>> begin Data provided

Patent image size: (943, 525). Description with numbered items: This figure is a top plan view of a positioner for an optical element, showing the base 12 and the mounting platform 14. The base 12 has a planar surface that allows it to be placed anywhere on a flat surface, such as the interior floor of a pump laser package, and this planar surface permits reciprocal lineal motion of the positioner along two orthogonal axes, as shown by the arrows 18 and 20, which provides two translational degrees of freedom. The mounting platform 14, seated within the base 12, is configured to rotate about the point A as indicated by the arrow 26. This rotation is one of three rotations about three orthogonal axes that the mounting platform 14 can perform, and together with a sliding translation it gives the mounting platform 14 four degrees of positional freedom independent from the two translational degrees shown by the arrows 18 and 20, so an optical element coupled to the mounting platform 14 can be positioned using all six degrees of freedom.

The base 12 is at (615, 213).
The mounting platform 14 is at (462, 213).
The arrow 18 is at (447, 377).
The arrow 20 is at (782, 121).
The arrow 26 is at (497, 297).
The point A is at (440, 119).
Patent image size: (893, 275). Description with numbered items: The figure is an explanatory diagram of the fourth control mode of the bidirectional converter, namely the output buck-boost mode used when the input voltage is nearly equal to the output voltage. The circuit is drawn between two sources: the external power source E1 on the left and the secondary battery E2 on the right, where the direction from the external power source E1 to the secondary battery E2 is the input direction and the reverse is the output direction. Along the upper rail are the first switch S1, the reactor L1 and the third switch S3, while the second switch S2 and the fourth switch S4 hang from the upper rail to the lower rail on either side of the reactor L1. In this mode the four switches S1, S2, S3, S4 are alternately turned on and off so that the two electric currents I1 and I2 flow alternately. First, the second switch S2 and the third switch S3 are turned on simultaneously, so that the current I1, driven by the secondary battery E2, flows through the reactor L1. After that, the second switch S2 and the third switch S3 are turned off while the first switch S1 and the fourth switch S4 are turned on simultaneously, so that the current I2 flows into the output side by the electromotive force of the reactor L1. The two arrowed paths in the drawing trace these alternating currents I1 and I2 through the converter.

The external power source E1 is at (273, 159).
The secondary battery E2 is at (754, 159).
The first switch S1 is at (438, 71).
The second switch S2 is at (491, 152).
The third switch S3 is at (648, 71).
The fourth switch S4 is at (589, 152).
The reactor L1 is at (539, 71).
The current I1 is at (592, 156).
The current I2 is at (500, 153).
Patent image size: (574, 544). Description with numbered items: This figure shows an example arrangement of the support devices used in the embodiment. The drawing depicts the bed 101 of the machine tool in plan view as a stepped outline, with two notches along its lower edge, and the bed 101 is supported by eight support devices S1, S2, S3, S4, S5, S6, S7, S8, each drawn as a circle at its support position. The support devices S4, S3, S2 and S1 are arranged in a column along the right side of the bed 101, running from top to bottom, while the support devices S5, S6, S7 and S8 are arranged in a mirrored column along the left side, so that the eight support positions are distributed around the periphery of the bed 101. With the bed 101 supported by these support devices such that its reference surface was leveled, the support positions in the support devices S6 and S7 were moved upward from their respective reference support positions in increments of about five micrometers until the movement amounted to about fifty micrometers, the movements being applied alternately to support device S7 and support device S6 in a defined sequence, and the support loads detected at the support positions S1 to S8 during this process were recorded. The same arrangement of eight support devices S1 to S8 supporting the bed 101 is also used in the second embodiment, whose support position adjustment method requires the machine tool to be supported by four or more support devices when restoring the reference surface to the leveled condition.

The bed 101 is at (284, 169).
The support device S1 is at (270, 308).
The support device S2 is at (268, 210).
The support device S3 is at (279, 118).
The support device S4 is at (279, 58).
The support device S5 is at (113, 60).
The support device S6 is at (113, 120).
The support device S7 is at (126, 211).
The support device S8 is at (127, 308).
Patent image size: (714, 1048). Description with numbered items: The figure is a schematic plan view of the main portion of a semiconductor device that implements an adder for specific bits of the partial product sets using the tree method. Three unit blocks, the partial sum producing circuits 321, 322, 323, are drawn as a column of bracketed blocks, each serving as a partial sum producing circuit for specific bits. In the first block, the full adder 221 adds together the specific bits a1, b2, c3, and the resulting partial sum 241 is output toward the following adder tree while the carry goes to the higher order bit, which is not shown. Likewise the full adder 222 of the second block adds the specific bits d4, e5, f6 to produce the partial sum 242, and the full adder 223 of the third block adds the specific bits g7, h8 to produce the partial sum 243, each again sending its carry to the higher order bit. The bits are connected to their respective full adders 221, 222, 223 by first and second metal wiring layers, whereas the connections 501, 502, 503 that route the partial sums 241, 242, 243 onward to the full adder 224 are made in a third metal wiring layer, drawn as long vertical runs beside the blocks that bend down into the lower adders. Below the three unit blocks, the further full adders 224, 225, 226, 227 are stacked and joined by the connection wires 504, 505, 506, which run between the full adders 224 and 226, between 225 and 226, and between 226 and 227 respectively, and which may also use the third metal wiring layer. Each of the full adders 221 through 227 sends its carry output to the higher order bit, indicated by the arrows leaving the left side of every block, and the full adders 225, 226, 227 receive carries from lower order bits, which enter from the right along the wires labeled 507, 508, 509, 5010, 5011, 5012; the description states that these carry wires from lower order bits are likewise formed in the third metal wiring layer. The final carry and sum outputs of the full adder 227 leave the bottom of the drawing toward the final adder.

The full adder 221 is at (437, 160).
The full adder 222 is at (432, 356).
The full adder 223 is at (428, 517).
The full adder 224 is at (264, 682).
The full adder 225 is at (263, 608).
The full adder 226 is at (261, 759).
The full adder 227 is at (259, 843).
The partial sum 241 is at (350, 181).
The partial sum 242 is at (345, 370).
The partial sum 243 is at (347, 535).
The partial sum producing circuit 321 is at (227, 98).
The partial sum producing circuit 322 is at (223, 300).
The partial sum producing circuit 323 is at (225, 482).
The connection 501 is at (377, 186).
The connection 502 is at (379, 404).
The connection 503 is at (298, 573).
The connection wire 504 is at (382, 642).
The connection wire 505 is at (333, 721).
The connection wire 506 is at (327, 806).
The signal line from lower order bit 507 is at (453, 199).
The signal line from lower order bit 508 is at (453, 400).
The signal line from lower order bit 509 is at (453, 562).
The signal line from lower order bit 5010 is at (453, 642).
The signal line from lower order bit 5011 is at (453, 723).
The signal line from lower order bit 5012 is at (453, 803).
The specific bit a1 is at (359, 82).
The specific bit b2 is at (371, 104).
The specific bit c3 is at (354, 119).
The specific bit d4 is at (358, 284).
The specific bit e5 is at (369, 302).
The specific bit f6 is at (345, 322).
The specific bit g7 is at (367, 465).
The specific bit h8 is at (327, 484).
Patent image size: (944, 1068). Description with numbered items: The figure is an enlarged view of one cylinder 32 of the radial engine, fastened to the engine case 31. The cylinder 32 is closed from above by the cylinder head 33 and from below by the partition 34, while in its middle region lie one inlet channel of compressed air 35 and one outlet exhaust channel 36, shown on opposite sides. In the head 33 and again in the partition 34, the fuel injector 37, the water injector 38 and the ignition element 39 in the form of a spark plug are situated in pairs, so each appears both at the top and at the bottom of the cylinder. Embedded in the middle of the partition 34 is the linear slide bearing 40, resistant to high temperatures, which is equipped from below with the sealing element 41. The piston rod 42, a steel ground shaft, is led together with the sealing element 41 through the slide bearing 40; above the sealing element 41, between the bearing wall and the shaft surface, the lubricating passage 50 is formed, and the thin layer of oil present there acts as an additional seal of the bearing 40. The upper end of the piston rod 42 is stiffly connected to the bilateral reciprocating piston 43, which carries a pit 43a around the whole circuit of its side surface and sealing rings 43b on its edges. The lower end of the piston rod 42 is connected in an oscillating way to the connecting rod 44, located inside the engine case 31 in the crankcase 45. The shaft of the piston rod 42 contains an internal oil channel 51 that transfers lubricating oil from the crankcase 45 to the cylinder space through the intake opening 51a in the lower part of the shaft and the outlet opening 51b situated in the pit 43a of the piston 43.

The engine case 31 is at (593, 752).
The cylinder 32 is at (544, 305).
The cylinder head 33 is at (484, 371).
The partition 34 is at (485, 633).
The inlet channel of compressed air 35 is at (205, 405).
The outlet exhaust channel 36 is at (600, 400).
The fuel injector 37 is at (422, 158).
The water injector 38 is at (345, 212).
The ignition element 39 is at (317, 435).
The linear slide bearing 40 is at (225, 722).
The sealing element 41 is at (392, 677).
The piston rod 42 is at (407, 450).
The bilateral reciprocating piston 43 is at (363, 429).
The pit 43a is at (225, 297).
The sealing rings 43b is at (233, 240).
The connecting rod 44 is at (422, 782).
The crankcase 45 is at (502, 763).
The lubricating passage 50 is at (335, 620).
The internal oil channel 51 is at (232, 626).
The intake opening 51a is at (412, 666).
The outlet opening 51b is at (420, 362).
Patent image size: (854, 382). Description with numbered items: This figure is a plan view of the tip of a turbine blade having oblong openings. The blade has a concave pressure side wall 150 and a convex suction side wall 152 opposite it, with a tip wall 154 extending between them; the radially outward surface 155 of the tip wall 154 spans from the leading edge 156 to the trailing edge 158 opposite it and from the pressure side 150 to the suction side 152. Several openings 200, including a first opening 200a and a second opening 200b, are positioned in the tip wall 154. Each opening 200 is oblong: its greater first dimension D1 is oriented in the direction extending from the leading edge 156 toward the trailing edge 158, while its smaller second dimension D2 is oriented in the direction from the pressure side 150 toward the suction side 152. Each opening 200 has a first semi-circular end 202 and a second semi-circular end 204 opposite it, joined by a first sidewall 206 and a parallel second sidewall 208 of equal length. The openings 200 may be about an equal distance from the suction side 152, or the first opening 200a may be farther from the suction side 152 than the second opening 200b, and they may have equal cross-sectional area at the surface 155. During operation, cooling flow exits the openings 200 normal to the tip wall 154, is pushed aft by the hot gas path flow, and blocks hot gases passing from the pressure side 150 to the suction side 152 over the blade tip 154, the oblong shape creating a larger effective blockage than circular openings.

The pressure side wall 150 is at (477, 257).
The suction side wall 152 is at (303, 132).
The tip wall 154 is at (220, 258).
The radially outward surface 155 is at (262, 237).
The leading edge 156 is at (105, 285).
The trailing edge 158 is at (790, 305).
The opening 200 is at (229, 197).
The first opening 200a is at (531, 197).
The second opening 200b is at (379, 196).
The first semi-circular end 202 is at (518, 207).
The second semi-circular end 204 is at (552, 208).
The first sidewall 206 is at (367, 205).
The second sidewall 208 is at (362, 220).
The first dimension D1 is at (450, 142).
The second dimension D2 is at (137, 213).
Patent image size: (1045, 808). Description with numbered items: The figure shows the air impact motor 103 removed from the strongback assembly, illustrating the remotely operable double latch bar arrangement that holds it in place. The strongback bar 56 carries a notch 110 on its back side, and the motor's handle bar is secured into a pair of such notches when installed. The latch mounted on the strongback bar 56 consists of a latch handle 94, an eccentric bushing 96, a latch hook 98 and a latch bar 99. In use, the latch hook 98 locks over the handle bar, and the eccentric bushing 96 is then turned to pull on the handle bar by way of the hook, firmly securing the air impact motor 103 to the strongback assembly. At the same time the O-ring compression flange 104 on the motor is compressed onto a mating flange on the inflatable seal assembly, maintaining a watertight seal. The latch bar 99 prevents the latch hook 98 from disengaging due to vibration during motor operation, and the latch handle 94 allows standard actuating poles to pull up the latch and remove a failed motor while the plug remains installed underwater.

>> end Data provided

Give the lines of the data above as a Markdown table with the columns Row and Line, starting with the line that contains "Patent image size: (893, 275)." and going on through the line that contains "The fourth switch S4 is at (589, 152).". Number each line in the Row column and leave out blank lines.

| Row | Line |
|---|---|
| 1 | Patent image size: (893, 275). Description with numbered items: The figure is an explanatory diagram of the fourth control mode of the bidirectional converter, namely the output buck-boost mode used when the input voltage is nearly equal to the output voltage. The circuit is drawn between two sources: the external power source E1 on the left and the secondary battery E2 on the right, where the direction from the external power source E1 to the secondary battery E2 is the input direction and the reverse is the output direction. Along the upper rail are the first switch S1, the reactor L1 and the third switch S3, while the second switch S2 and the fourth switch S4 hang from the upper rail to the lower rail on either side of the reactor L1. In this mode the four switches S1, S2, S3, S4 are alternately turned on and off so that the two electric currents I1 and I2 flow alternately. First, the second switch S2 and the third switch S3 are turned on simultaneously, so that the current I1, driven by the secondary battery E2, flows through the reactor L1. After that, the second switch S2 and the third switch S3 are turned off while the first switch S1 and the fourth switch S4 are turned on simultaneously, so that the current I2 flows into the output side by the electromotive force of the reactor L1. The two arrowed paths in the drawing trace these alternating currents I1 and I2 through the converter. |
| 2 | The external power source E1 is at (273, 159). |
| 3 | The secondary battery E2 is at (754, 159). |
| 4 | The first switch S1 is at (438, 71). |
| 5 | The second switch S2 is at (491, 152). |
| 6 | The third switch S3 is at (648, 71). |
| 7 | The fourth switch S4 is at (589, 152). |